_BRIEF_
Report every line below that holds the word "Output".

_PROVIDED ENTRIES_
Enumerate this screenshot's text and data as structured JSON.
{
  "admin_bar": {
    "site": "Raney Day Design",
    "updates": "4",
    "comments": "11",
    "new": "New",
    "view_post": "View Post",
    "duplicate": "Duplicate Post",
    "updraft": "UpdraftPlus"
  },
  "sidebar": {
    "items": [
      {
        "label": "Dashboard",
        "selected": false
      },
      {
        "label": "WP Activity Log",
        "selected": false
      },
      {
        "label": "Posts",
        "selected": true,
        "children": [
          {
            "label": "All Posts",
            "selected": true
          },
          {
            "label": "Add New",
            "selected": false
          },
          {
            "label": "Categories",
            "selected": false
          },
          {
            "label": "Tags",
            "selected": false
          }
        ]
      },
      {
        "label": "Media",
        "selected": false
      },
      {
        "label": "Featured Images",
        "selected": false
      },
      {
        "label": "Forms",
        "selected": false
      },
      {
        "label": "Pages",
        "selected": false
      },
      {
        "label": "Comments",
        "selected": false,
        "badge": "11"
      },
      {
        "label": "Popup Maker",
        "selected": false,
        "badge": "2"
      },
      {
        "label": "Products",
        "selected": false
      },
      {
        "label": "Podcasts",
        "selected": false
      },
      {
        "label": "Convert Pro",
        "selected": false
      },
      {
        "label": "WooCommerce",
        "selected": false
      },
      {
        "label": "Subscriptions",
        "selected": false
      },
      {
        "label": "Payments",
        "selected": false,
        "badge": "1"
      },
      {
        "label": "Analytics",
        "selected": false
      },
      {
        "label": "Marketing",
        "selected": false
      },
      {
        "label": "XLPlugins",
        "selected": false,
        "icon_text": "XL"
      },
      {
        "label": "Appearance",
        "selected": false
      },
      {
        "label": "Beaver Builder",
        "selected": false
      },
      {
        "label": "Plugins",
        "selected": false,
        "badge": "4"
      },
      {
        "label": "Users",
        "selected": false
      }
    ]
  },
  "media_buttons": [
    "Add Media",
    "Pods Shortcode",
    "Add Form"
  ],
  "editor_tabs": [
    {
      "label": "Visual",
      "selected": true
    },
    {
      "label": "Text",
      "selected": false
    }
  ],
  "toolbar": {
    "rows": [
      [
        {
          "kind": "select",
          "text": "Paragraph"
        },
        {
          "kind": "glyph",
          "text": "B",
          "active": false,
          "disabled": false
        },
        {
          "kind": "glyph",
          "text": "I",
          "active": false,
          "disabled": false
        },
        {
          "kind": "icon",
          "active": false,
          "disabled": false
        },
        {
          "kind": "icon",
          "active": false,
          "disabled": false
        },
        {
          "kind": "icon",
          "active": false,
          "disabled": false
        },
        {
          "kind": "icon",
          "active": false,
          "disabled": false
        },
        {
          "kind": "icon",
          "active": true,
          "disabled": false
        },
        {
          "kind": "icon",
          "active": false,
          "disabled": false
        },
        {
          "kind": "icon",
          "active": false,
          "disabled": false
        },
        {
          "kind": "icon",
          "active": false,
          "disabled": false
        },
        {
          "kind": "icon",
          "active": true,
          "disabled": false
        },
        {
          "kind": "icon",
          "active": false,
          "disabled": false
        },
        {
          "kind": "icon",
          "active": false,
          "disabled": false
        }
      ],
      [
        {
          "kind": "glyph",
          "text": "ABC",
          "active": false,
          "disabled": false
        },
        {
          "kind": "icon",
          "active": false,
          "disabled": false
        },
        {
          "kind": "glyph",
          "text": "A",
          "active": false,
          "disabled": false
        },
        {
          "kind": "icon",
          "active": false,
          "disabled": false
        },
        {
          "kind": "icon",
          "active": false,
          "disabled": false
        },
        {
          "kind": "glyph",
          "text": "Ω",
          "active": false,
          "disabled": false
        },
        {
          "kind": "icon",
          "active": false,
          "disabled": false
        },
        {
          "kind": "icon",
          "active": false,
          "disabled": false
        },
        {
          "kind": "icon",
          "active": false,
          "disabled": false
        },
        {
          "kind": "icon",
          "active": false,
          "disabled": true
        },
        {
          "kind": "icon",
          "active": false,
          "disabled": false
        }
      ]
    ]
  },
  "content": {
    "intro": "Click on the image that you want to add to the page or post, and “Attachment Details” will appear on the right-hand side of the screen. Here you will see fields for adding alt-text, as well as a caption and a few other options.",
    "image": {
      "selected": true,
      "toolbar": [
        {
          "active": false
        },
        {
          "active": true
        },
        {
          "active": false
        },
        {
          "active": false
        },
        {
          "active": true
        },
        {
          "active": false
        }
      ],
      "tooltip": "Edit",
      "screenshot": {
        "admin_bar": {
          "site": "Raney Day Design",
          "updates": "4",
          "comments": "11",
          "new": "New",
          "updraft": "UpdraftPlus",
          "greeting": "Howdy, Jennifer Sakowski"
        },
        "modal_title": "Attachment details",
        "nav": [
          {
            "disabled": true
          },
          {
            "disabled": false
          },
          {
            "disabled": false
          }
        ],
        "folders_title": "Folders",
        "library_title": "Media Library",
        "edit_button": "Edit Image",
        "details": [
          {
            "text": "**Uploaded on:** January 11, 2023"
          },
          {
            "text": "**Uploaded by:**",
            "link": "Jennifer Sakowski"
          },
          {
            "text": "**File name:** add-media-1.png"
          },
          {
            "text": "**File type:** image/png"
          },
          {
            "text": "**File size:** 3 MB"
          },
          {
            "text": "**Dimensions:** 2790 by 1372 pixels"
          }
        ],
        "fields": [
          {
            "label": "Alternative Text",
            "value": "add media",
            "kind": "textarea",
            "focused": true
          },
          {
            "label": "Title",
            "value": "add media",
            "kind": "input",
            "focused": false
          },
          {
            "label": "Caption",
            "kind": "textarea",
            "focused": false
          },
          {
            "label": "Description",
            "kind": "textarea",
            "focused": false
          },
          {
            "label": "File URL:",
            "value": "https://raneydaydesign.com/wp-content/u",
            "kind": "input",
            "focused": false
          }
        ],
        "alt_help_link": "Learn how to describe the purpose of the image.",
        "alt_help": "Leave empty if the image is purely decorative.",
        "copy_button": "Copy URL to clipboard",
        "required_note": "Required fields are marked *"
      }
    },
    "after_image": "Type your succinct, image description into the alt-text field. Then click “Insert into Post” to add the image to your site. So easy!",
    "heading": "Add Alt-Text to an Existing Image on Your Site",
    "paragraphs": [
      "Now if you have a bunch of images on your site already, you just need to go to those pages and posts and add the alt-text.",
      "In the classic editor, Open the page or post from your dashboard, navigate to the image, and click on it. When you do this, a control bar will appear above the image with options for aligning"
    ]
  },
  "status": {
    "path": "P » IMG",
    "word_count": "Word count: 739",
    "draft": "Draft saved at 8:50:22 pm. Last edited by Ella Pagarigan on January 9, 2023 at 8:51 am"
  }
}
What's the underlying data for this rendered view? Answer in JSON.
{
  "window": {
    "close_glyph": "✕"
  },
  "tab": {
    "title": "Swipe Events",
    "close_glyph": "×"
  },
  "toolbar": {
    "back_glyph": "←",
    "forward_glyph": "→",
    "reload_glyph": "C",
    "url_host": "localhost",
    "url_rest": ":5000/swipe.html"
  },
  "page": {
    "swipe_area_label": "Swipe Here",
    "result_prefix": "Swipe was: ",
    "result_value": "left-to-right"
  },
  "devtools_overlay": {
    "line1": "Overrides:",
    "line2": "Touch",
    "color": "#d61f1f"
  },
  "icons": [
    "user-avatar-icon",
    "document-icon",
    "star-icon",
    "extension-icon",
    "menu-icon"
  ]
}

==

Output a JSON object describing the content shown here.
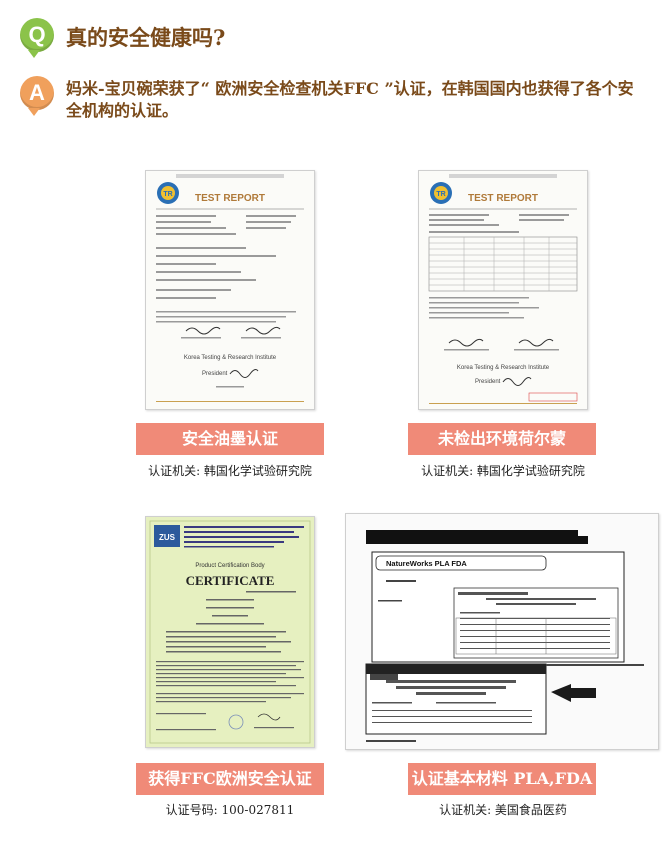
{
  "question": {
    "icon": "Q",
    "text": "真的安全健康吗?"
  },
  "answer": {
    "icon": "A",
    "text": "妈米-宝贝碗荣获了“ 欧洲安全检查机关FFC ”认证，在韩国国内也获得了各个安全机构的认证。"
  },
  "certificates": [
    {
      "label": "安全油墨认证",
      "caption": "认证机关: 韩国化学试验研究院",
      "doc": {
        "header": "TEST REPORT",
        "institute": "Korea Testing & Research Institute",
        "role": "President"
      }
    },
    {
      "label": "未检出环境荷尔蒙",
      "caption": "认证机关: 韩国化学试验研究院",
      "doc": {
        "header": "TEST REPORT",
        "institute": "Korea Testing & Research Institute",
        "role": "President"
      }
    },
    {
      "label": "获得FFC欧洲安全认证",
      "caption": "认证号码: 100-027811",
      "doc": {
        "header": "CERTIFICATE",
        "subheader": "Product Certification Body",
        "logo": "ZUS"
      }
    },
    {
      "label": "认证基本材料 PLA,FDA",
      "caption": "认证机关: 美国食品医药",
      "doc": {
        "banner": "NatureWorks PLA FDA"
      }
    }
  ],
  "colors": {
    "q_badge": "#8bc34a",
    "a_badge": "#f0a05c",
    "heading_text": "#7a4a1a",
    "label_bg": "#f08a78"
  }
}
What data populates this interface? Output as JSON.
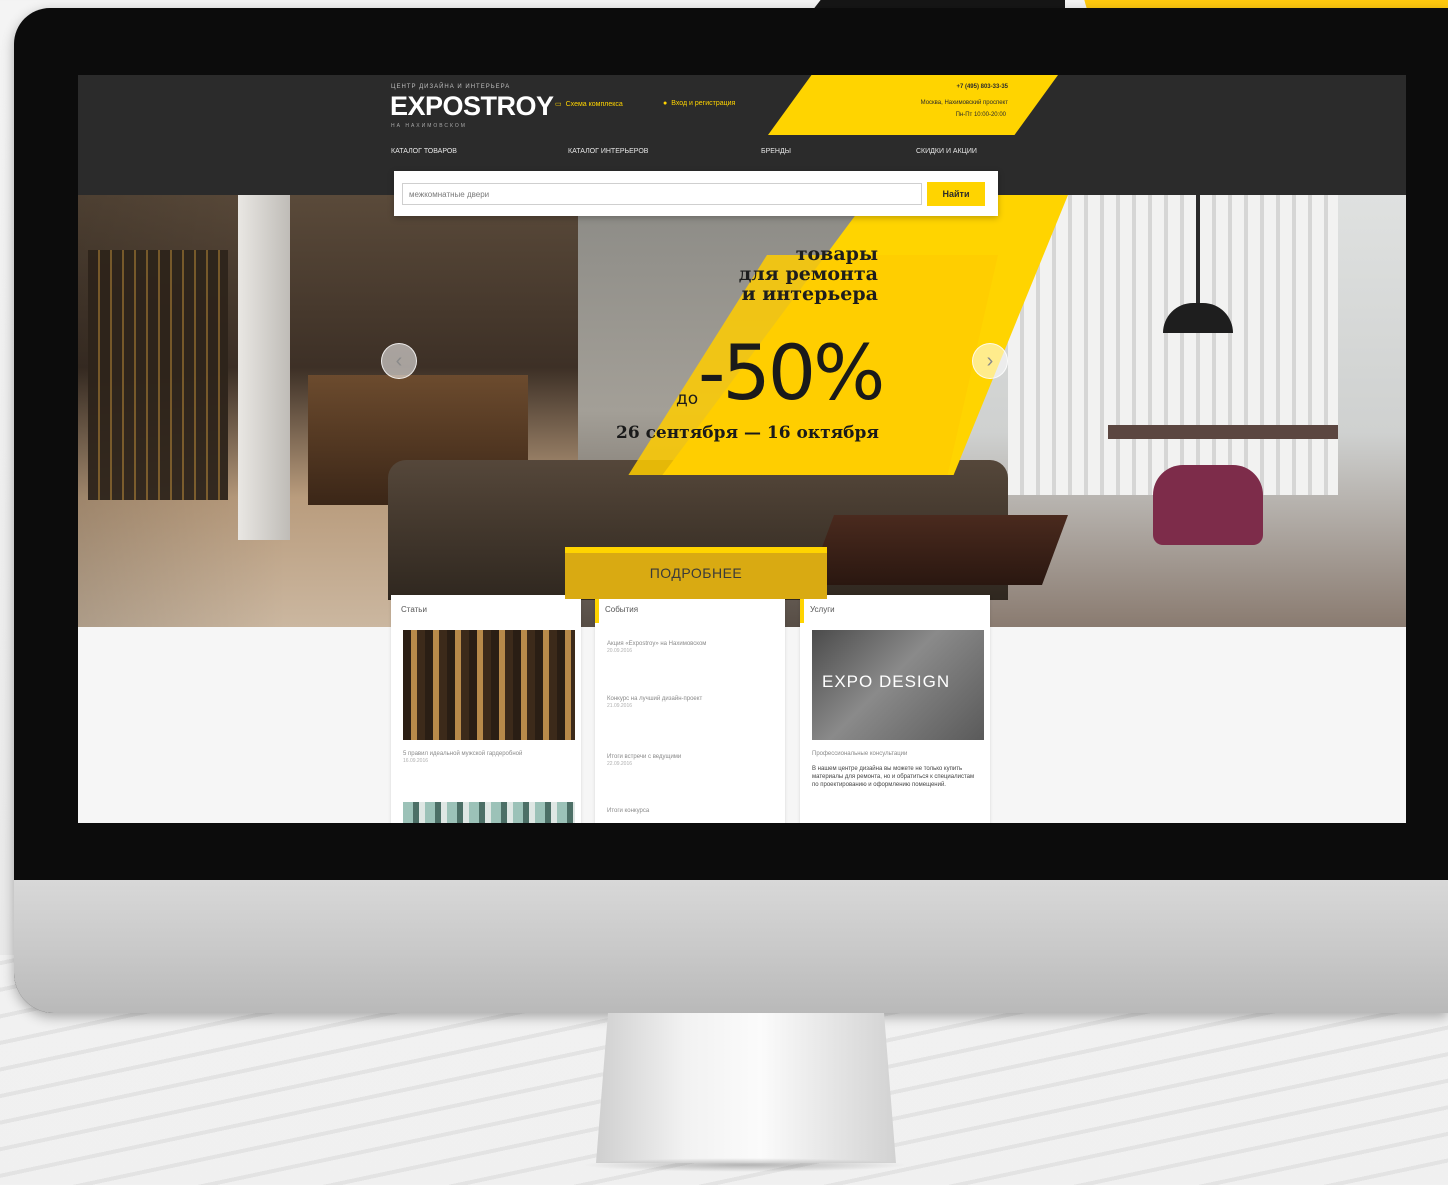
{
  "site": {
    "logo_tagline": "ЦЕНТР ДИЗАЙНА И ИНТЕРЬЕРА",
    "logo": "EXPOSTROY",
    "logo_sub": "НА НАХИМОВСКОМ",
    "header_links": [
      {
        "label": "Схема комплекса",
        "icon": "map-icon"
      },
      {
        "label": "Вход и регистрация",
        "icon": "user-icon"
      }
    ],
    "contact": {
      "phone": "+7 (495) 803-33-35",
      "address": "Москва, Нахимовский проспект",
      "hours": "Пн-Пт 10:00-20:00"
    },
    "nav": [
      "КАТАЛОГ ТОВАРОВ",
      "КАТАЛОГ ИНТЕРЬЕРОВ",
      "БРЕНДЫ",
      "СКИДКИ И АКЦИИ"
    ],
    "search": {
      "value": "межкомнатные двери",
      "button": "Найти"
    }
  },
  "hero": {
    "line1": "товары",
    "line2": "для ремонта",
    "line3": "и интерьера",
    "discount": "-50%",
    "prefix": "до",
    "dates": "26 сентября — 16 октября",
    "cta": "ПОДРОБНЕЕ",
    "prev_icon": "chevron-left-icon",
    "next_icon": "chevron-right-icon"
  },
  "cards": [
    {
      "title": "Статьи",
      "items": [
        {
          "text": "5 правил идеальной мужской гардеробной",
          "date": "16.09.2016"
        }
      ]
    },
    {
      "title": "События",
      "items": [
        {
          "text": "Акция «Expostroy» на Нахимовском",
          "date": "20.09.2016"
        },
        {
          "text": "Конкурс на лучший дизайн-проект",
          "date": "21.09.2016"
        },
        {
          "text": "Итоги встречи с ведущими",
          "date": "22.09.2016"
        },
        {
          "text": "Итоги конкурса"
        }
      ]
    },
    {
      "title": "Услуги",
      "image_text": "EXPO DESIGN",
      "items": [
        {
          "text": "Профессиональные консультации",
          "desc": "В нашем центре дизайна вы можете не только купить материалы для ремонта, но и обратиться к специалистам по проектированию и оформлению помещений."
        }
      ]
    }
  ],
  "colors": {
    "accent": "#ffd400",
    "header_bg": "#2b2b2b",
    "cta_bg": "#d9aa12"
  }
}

_ANSWER TO THE EXERCISE_
Output a JSON object describing the content shown here.
What data populates this interface? Output as JSON.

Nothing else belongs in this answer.